⟨
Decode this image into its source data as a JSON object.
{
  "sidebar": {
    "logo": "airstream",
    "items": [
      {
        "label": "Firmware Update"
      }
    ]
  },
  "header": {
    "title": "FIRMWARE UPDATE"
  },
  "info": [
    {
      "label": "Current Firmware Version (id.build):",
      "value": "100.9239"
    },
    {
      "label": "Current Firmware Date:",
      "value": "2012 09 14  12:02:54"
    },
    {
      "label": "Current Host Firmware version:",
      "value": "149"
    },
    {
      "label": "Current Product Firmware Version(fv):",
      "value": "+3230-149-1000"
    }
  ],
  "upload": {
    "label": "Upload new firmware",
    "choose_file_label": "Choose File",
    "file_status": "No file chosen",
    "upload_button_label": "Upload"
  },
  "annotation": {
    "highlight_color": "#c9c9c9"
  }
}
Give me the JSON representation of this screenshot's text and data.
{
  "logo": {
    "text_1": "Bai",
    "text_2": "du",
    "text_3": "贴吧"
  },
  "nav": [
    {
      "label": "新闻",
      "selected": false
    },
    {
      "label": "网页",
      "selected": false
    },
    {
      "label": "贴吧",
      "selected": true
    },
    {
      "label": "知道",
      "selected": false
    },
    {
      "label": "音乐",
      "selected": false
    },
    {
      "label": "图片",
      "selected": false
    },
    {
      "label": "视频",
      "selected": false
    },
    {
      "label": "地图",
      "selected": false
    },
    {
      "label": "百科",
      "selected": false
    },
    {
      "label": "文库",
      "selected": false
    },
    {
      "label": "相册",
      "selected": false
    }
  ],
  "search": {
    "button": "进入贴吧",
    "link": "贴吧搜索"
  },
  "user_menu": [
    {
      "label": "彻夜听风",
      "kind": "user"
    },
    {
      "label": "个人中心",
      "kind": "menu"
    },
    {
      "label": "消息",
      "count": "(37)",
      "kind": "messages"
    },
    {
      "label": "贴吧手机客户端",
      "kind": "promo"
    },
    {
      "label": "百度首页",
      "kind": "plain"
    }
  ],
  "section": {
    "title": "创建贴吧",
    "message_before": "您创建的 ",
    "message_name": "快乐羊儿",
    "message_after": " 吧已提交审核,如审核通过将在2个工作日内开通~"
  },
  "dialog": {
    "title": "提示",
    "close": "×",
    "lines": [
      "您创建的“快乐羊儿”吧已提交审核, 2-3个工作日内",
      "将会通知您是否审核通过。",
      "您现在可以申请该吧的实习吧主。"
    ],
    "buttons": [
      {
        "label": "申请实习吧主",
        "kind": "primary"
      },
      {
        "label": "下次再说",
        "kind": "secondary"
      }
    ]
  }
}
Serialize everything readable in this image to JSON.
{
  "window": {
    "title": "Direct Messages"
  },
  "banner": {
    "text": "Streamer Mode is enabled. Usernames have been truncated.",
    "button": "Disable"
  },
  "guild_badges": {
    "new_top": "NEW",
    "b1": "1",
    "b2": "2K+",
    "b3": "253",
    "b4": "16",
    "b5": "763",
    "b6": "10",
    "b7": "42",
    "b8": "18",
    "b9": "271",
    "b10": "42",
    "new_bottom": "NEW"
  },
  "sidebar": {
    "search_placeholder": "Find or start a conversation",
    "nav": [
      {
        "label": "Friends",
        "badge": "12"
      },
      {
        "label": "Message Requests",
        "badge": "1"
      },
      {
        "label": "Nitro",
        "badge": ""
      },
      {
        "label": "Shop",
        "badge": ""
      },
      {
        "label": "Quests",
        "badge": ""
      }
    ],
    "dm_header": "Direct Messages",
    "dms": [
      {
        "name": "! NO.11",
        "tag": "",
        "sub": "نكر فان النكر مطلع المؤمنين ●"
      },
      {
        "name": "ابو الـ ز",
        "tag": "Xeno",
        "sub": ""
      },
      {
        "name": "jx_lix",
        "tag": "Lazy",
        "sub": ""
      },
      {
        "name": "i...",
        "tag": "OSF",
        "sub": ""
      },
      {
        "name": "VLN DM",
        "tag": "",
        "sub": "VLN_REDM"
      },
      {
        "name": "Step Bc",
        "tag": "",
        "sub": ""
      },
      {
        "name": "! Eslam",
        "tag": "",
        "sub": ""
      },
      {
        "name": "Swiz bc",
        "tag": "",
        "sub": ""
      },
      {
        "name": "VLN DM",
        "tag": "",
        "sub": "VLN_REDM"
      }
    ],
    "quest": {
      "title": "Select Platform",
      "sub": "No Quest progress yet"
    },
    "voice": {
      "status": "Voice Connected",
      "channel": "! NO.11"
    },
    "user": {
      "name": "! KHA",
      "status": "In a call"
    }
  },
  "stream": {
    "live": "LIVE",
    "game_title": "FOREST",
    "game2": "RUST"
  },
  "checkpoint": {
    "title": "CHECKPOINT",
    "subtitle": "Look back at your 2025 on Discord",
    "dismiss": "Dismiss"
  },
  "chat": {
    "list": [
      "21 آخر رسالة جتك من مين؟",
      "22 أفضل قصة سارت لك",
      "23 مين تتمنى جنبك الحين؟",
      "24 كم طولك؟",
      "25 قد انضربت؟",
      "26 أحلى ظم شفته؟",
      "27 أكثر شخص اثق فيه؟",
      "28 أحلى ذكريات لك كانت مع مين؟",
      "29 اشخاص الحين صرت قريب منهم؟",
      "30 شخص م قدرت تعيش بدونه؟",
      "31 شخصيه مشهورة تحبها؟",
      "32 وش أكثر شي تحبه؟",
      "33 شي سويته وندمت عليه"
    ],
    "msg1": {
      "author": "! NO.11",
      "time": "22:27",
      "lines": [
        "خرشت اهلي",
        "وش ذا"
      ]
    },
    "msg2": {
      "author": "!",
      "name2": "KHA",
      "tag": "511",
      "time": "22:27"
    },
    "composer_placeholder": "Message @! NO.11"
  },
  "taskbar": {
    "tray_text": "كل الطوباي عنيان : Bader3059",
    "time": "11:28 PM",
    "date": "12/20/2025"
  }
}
⟩
§ **What is expected**
Give an exact copy of all the data shown above.

§ **Task answer**
Decode this image into its source data as a JSON object.
{
  "sidebar": {
    "logo": "airstream",
    "items": [
      {
        "label": "Firmware Update"
      }
    ]
  },
  "header": {
    "title": "FIRMWARE UPDATE"
  },
  "info": [
    {
      "label": "Current Firmware Version (id.build):",
      "value": "100.9239"
    },
    {
      "label": "Current Firmware Date:",
      "value": "2012 09 14  12:02:54"
    },
    {
      "label": "Current Host Firmware version:",
      "value": "149"
    },
    {
      "label": "Current Product Firmware Version(fv):",
      "value": "+3230-149-1000"
    }
  ],
  "upload": {
    "label": "Upload new firmware",
    "choose_file_label": "Choose File",
    "file_status": "No file chosen",
    "upload_button_label": "Upload"
  },
  "annotation": {
    "highlight_color": "#c9c9c9"
  }
}
Give me the JSON representation of this screenshot's text and data.
{
  "logo": {
    "text_1": "Bai",
    "text_2": "du",
    "text_3": "贴吧"
  },
  "nav": [
    {
      "label": "新闻",
      "selected": false
    },
    {
      "label": "网页",
      "selected": false
    },
    {
      "label": "贴吧",
      "selected": true
    },
    {
      "label": "知道",
      "selected": false
    },
    {
      "label": "音乐",
      "selected": false
    },
    {
      "label": "图片",
      "selected": false
    },
    {
      "label": "视频",
      "selected": false
    },
    {
      "label": "地图",
      "selected": false
    },
    {
      "label": "百科",
      "selected": false
    },
    {
      "label": "文库",
      "selected": false
    },
    {
      "label": "相册",
      "selected": false
    }
  ],
  "search": {
    "button": "进入贴吧",
    "link": "贴吧搜索"
  },
  "user_menu": [
    {
      "label": "彻夜听风",
      "kind": "user"
    },
    {
      "label": "个人中心",
      "kind": "menu"
    },
    {
      "label": "消息",
      "count": "(37)",
      "kind": "messages"
    },
    {
      "label": "贴吧手机客户端",
      "kind": "promo"
    },
    {
      "label": "百度首页",
      "kind": "plain"
    }
  ],
  "section": {
    "title": "创建贴吧",
    "message_before": "您创建的 ",
    "message_name": "快乐羊儿",
    "message_after": " 吧已提交审核,如审核通过将在2个工作日内开通~"
  },
  "dialog": {
    "title": "提示",
    "close": "×",
    "lines": [
      "您创建的“快乐羊儿”吧已提交审核, 2-3个工作日内",
      "将会通知您是否审核通过。",
      "您现在可以申请该吧的实习吧主。"
    ],
    "buttons": [
      {
        "label": "申请实习吧主",
        "kind": "primary"
      },
      {
        "label": "下次再说",
        "kind": "secondary"
      }
    ]
  }
}
Serialize everything readable in this image to JSON.
{
  "window": {
    "title": "Direct Messages"
  },
  "banner": {
    "text": "Streamer Mode is enabled. Usernames have been truncated.",
    "button": "Disable"
  },
  "guild_badges": {
    "new_top": "NEW",
    "b1": "1",
    "b2": "2K+",
    "b3": "253",
    "b4": "16",
    "b5": "763",
    "b6": "10",
    "b7": "42",
    "b8": "18",
    "b9": "271",
    "b10": "42",
    "new_bottom": "NEW"
  },
  "sidebar": {
    "search_placeholder": "Find or start a conversation",
    "nav": [
      {
        "label": "Friends",
        "badge": "12"
      },
      {
        "label": "Message Requests",
        "badge": "1"
      },
      {
        "label": "Nitro",
        "badge": ""
      },
      {
        "label": "Shop",
        "badge": ""
      },
      {
        "label": "Quests",
        "badge": ""
      }
    ],
    "dm_header": "Direct Messages",
    "dms": [
      {
        "name": "! NO.11",
        "tag": "",
        "sub": "نكر فان النكر مطلع المؤمنين ●"
      },
      {
        "name": "ابو الـ ز",
        "tag": "Xeno",
        "sub": ""
      },
      {
        "name": "jx_lix",
        "tag": "Lazy",
        "sub": ""
      },
      {
        "name": "i...",
        "tag": "OSF",
        "sub": ""
      },
      {
        "name": "VLN DM",
        "tag": "",
        "sub": "VLN_REDM"
      },
      {
        "name": "Step Bc",
        "tag": "",
        "sub": ""
      },
      {
        "name": "! Eslam",
        "tag": "",
        "sub": ""
      },
      {
        "name": "Swiz bc",
        "tag": "",
        "sub": ""
      },
      {
        "name": "VLN DM",
        "tag": "",
        "sub": "VLN_REDM"
      }
    ],
    "quest": {
      "title": "Select Platform",
      "sub": "No Quest progress yet"
    },
    "voice": {
      "status": "Voice Connected",
      "channel": "! NO.11"
    },
    "user": {
      "name": "! KHA",
      "status": "In a call"
    }
  },
  "stream": {
    "live": "LIVE",
    "game_title": "FOREST",
    "game2": "RUST"
  },
  "checkpoint": {
    "title": "CHECKPOINT",
    "subtitle": "Look back at your 2025 on Discord",
    "dismiss": "Dismiss"
  },
  "chat": {
    "list": [
      "21 آخر رسالة جتك من مين؟",
      "22 أفضل قصة سارت لك",
      "23 مين تتمنى جنبك الحين؟",
      "24 كم طولك؟",
      "25 قد انضربت؟",
      "26 أحلى ظم شفته؟",
      "27 أكثر شخص اثق فيه؟",
      "28 أحلى ذكريات لك كانت مع مين؟",
      "29 اشخاص الحين صرت قريب منهم؟",
      "30 شخص م قدرت تعيش بدونه؟",
      "31 شخصيه مشهورة تحبها؟",
      "32 وش أكثر شي تحبه؟",
      "33 شي سويته وندمت عليه"
    ],
    "msg1": {
      "author": "! NO.11",
      "time": "22:27",
      "lines": [
        "خرشت اهلي",
        "وش ذا"
      ]
    },
    "msg2": {
      "author": "!",
      "name2": "KHA",
      "tag": "511",
      "time": "22:27"
    },
    "composer_placeholder": "Message @! NO.11"
  },
  "taskbar": {
    "tray_text": "كل الطوباي عنيان : Bader3059",
    "time": "11:28 PM",
    "date": "12/20/2025"
  }
}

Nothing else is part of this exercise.